-- WHAT IS NEEDED --
Transcribe every line of the data below verbatim, without changing a single character.

-- Saved data entries --
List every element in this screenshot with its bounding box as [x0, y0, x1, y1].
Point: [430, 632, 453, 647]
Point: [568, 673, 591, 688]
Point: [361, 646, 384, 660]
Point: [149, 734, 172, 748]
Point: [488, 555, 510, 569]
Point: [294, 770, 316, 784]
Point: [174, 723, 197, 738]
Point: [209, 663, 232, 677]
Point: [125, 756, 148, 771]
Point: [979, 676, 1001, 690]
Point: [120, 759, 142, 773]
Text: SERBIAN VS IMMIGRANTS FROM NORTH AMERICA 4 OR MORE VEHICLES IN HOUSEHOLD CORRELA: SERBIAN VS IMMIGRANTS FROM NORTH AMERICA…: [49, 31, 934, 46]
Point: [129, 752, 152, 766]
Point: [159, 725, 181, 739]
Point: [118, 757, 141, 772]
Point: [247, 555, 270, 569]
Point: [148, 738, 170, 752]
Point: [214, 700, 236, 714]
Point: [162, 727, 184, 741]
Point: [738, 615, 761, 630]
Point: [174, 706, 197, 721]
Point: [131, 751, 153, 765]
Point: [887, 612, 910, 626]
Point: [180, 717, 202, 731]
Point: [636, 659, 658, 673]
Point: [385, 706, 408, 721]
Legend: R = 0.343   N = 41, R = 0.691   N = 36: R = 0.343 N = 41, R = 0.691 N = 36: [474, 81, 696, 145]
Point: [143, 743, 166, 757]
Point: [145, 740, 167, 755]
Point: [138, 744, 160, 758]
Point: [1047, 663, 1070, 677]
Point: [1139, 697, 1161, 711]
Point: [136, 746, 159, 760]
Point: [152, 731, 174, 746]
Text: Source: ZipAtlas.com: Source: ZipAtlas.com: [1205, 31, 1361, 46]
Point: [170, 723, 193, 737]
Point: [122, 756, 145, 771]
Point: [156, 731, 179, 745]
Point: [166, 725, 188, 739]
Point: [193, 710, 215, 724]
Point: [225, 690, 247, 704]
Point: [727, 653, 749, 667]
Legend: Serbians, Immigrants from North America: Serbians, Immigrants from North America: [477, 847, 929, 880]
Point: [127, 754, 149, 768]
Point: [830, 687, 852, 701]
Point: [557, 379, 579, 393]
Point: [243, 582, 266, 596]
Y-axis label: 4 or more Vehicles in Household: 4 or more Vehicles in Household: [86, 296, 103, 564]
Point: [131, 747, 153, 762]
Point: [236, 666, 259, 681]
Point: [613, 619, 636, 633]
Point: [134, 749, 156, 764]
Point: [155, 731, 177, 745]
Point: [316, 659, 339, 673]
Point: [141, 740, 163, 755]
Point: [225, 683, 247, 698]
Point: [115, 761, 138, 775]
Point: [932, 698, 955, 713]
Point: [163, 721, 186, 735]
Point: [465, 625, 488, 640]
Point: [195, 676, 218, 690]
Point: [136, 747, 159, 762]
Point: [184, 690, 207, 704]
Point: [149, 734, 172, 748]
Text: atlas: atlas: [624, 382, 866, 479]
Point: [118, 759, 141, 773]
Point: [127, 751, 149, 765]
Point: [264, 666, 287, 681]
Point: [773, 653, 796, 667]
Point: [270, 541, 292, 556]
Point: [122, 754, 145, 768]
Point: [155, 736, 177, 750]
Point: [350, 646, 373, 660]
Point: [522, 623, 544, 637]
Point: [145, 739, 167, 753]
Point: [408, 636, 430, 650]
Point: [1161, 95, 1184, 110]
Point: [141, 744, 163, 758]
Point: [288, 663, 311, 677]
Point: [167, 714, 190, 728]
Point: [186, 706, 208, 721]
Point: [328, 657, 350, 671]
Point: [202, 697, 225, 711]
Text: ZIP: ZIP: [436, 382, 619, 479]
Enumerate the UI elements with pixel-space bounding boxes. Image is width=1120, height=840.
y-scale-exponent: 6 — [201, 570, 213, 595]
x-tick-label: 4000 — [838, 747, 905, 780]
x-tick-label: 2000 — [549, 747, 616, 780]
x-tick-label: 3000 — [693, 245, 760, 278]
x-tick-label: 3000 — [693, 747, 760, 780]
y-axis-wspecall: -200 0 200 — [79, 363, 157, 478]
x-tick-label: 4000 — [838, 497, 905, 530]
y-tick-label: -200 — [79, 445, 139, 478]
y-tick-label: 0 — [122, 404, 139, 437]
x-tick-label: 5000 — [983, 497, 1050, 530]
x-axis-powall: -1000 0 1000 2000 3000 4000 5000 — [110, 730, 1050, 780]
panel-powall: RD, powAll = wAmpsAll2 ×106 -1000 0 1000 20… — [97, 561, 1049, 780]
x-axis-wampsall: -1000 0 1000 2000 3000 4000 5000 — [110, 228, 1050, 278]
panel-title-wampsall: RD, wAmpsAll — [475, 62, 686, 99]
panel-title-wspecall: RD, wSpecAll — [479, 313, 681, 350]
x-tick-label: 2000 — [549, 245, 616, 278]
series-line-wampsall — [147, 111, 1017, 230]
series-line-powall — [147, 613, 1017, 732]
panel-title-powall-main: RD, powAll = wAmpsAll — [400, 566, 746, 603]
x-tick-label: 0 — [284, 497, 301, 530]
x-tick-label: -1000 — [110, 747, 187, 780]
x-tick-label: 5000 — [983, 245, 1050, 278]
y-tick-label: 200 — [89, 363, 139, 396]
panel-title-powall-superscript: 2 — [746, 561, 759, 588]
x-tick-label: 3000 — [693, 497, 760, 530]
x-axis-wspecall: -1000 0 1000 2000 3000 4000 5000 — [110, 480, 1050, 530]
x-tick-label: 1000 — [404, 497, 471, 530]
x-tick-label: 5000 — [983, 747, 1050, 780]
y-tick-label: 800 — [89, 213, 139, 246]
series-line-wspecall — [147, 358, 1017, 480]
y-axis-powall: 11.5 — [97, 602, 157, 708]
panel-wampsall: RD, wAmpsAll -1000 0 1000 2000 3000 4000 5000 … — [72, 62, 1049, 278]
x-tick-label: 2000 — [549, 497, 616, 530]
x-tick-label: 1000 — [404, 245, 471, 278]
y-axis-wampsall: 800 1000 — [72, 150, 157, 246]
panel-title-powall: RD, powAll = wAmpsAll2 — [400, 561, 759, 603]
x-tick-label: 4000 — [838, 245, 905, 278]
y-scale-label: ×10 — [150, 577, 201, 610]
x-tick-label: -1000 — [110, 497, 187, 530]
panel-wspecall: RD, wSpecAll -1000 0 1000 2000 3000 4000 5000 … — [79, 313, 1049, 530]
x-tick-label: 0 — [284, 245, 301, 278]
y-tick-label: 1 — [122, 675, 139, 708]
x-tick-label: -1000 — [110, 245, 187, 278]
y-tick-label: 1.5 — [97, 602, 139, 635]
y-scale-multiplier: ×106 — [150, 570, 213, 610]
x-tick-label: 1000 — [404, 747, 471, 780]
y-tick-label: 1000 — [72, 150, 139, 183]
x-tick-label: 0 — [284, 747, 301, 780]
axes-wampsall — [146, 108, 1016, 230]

-- COMPLETE RESPONSE --
List every element in this screenshot with its bounding box as [x0, y0, x1, y1].
Point: [430, 632, 453, 647]
Point: [568, 673, 591, 688]
Point: [361, 646, 384, 660]
Point: [149, 734, 172, 748]
Point: [488, 555, 510, 569]
Point: [294, 770, 316, 784]
Point: [174, 723, 197, 738]
Point: [209, 663, 232, 677]
Point: [125, 756, 148, 771]
Point: [979, 676, 1001, 690]
Point: [120, 759, 142, 773]
Text: SERBIAN VS IMMIGRANTS FROM NORTH AMERICA 4 OR MORE VEHICLES IN HOUSEHOLD CORRELA: SERBIAN VS IMMIGRANTS FROM NORTH AMERICA…: [49, 31, 934, 46]
Point: [129, 752, 152, 766]
Point: [159, 725, 181, 739]
Point: [118, 757, 141, 772]
Point: [247, 555, 270, 569]
Point: [148, 738, 170, 752]
Point: [214, 700, 236, 714]
Point: [162, 727, 184, 741]
Point: [738, 615, 761, 630]
Point: [174, 706, 197, 721]
Point: [131, 751, 153, 765]
Point: [887, 612, 910, 626]
Point: [180, 717, 202, 731]
Point: [636, 659, 658, 673]
Point: [385, 706, 408, 721]
Legend: R = 0.343   N = 41, R = 0.691   N = 36: R = 0.343 N = 41, R = 0.691 N = 36: [474, 81, 696, 145]
Point: [143, 743, 166, 757]
Point: [145, 740, 167, 755]
Point: [138, 744, 160, 758]
Point: [1047, 663, 1070, 677]
Point: [1139, 697, 1161, 711]
Point: [136, 746, 159, 760]
Point: [152, 731, 174, 746]
Text: Source: ZipAtlas.com: Source: ZipAtlas.com: [1205, 31, 1361, 46]
Point: [170, 723, 193, 737]
Point: [122, 756, 145, 771]
Point: [156, 731, 179, 745]
Point: [166, 725, 188, 739]
Point: [193, 710, 215, 724]
Point: [225, 690, 247, 704]
Point: [727, 653, 749, 667]
Legend: Serbians, Immigrants from North America: Serbians, Immigrants from North America: [477, 847, 929, 880]
Point: [127, 754, 149, 768]
Point: [830, 687, 852, 701]
Point: [557, 379, 579, 393]
Point: [243, 582, 266, 596]
Y-axis label: 4 or more Vehicles in Household: 4 or more Vehicles in Household: [86, 296, 103, 564]
Point: [131, 747, 153, 762]
Point: [236, 666, 259, 681]
Point: [613, 619, 636, 633]
Point: [134, 749, 156, 764]
Point: [155, 731, 177, 745]
Point: [316, 659, 339, 673]
Point: [141, 740, 163, 755]
Point: [225, 683, 247, 698]
Point: [115, 761, 138, 775]
Point: [932, 698, 955, 713]
Point: [163, 721, 186, 735]
Point: [465, 625, 488, 640]
Point: [195, 676, 218, 690]
Point: [136, 747, 159, 762]
Point: [184, 690, 207, 704]
Point: [149, 734, 172, 748]
Text: atlas: atlas: [624, 382, 866, 479]
Point: [118, 759, 141, 773]
Point: [127, 751, 149, 765]
Point: [264, 666, 287, 681]
Point: [773, 653, 796, 667]
Point: [270, 541, 292, 556]
Point: [122, 754, 145, 768]
Point: [155, 736, 177, 750]
Point: [350, 646, 373, 660]
Point: [522, 623, 544, 637]
Point: [145, 739, 167, 753]
Point: [408, 636, 430, 650]
Point: [1161, 95, 1184, 110]
Point: [141, 744, 163, 758]
Point: [288, 663, 311, 677]
Point: [167, 714, 190, 728]
Point: [186, 706, 208, 721]
Point: [328, 657, 350, 671]
Point: [202, 697, 225, 711]
Text: ZIP: ZIP: [436, 382, 619, 479]
Enumerate the UI elements with pixel-space bounding boxes. Image is width=1120, height=840.
y-scale-exponent: 6 — [201, 570, 213, 595]
x-tick-label: 4000 — [838, 747, 905, 780]
x-tick-label: 2000 — [549, 747, 616, 780]
x-tick-label: 3000 — [693, 245, 760, 278]
x-tick-label: 3000 — [693, 747, 760, 780]
y-axis-wspecall: -200 0 200 — [79, 363, 157, 478]
x-tick-label: 4000 — [838, 497, 905, 530]
y-tick-label: -200 — [79, 445, 139, 478]
y-tick-label: 0 — [122, 404, 139, 437]
x-tick-label: 5000 — [983, 497, 1050, 530]
x-axis-powall: -1000 0 1000 2000 3000 4000 5000 — [110, 730, 1050, 780]
panel-powall: RD, powAll = wAmpsAll2 ×106 -1000 0 1000 20… — [97, 561, 1049, 780]
x-axis-wampsall: -1000 0 1000 2000 3000 4000 5000 — [110, 228, 1050, 278]
panel-title-wampsall: RD, wAmpsAll — [475, 62, 686, 99]
panel-title-wspecall: RD, wSpecAll — [479, 313, 681, 350]
x-tick-label: 2000 — [549, 245, 616, 278]
series-line-wampsall — [147, 111, 1017, 230]
series-line-powall — [147, 613, 1017, 732]
panel-title-powall-main: RD, powAll = wAmpsAll — [400, 566, 746, 603]
x-tick-label: 0 — [284, 497, 301, 530]
x-tick-label: -1000 — [110, 747, 187, 780]
x-tick-label: 5000 — [983, 245, 1050, 278]
y-tick-label: 200 — [89, 363, 139, 396]
panel-title-powall-superscript: 2 — [746, 561, 759, 588]
x-tick-label: 3000 — [693, 497, 760, 530]
x-axis-wspecall: -1000 0 1000 2000 3000 4000 5000 — [110, 480, 1050, 530]
x-tick-label: 1000 — [404, 497, 471, 530]
x-tick-label: 5000 — [983, 747, 1050, 780]
y-tick-label: 800 — [89, 213, 139, 246]
series-line-wspecall — [147, 358, 1017, 480]
y-axis-powall: 11.5 — [97, 602, 157, 708]
panel-wampsall: RD, wAmpsAll -1000 0 1000 2000 3000 4000 5000 … — [72, 62, 1049, 278]
x-tick-label: 2000 — [549, 497, 616, 530]
x-tick-label: 1000 — [404, 245, 471, 278]
y-axis-wampsall: 800 1000 — [72, 150, 157, 246]
panel-title-powall: RD, powAll = wAmpsAll2 — [400, 561, 759, 603]
x-tick-label: 4000 — [838, 245, 905, 278]
y-scale-label: ×10 — [150, 577, 201, 610]
x-tick-label: -1000 — [110, 497, 187, 530]
panel-wspecall: RD, wSpecAll -1000 0 1000 2000 3000 4000 5000 … — [79, 313, 1049, 530]
x-tick-label: 0 — [284, 245, 301, 278]
y-tick-label: 1 — [122, 675, 139, 708]
x-tick-label: -1000 — [110, 245, 187, 278]
y-tick-label: 1.5 — [97, 602, 139, 635]
y-scale-multiplier: ×106 — [150, 570, 213, 610]
x-tick-label: 1000 — [404, 747, 471, 780]
y-tick-label: 1000 — [72, 150, 139, 183]
x-tick-label: 0 — [284, 747, 301, 780]
axes-wampsall — [146, 108, 1016, 230]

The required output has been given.